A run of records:
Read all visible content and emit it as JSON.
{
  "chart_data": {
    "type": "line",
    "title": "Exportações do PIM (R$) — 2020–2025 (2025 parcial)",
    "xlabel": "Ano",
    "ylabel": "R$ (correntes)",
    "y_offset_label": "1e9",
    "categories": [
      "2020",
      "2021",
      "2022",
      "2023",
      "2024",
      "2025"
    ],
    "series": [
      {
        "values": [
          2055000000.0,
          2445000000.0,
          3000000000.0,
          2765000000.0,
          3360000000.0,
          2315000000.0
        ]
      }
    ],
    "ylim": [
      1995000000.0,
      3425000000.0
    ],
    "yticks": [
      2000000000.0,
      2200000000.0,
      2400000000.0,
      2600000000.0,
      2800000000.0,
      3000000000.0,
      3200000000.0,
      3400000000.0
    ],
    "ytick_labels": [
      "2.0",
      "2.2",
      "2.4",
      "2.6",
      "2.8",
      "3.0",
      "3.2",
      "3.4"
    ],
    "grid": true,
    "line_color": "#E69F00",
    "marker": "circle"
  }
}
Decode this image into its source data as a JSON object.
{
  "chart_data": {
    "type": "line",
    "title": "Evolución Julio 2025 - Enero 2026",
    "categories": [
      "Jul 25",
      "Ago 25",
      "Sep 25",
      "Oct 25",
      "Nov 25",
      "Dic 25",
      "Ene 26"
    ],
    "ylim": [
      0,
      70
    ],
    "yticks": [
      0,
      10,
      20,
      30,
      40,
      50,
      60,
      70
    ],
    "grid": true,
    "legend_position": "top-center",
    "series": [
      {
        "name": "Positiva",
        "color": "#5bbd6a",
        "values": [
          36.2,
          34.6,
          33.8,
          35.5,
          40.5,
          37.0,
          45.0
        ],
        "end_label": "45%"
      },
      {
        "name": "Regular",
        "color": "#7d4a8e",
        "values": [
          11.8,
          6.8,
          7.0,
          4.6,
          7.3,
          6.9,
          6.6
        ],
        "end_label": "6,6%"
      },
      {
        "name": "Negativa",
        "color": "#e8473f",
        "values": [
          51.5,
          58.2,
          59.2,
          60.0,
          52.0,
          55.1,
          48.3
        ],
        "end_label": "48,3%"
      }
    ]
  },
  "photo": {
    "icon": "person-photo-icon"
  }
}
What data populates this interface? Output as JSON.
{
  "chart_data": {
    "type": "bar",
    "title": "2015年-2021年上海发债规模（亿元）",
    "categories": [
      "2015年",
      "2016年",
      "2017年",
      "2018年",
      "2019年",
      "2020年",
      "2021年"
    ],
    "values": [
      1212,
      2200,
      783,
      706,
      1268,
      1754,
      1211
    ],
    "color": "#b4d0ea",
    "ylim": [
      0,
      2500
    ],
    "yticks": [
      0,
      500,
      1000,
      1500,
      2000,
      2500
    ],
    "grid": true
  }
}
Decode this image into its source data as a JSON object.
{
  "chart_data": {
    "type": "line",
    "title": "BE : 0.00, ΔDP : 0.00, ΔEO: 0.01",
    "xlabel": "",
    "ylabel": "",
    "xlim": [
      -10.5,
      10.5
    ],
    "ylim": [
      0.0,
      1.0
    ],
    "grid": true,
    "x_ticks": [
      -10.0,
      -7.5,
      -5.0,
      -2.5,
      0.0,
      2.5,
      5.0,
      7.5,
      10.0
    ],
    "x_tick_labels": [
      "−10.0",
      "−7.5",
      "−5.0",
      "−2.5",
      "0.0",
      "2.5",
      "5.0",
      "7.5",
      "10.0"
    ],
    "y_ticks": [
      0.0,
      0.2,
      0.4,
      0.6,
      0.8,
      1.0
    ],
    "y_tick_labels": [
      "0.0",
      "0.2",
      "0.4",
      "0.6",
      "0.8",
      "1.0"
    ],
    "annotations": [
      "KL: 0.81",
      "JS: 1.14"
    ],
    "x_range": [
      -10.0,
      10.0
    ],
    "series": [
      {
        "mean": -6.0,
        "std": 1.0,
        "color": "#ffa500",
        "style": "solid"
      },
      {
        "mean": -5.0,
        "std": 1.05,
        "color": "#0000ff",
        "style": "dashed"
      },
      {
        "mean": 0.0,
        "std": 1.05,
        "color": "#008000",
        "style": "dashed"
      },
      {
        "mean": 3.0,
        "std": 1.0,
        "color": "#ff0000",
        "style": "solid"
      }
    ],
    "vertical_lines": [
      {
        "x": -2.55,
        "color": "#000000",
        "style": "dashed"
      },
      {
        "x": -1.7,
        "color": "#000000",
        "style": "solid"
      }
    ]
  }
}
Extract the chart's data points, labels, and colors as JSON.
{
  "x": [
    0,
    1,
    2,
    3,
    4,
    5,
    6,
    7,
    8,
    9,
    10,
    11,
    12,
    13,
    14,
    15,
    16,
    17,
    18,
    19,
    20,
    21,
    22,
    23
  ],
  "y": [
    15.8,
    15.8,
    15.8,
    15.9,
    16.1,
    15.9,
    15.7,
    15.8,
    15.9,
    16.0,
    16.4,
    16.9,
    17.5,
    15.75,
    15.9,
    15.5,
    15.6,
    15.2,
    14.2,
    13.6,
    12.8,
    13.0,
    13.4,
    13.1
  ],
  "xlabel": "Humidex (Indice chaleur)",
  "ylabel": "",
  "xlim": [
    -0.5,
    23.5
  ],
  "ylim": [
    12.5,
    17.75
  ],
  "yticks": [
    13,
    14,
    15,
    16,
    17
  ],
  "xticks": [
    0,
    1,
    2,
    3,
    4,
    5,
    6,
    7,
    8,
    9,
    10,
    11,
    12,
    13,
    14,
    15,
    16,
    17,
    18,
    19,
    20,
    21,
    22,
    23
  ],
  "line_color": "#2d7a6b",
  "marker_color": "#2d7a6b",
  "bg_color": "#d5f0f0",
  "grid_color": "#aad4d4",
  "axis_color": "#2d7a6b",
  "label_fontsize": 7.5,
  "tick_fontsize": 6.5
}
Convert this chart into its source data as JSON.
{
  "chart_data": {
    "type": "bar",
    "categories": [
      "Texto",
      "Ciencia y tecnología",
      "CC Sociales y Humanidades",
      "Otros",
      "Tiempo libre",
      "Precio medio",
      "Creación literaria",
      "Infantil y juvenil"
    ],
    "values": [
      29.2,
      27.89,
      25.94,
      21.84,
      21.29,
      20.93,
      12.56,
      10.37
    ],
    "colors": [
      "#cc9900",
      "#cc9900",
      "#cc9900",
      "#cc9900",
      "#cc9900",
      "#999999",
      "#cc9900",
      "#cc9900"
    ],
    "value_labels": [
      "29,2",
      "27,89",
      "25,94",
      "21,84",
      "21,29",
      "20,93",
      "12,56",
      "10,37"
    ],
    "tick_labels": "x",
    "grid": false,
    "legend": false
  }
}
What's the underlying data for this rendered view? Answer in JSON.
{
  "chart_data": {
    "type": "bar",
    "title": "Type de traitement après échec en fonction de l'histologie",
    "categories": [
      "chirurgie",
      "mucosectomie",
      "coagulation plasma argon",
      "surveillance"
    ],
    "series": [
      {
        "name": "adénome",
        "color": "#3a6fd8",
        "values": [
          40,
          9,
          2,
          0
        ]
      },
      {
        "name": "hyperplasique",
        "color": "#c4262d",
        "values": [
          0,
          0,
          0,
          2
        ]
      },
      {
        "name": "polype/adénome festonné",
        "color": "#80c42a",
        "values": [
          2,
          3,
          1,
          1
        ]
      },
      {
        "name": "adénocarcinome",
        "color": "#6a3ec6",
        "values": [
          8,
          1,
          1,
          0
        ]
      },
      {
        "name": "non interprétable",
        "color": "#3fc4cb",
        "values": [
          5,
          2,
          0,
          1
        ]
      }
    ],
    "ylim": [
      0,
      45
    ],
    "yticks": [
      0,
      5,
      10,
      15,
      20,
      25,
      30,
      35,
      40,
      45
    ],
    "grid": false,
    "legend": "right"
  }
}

▶ _Task prompt_
For this exercise, gather every line of the data that contains the word "What".

▶ _Written answer_
What data populates this interface? Output as JSON.
What's the underlying data for this rendered view? Answer in JSON.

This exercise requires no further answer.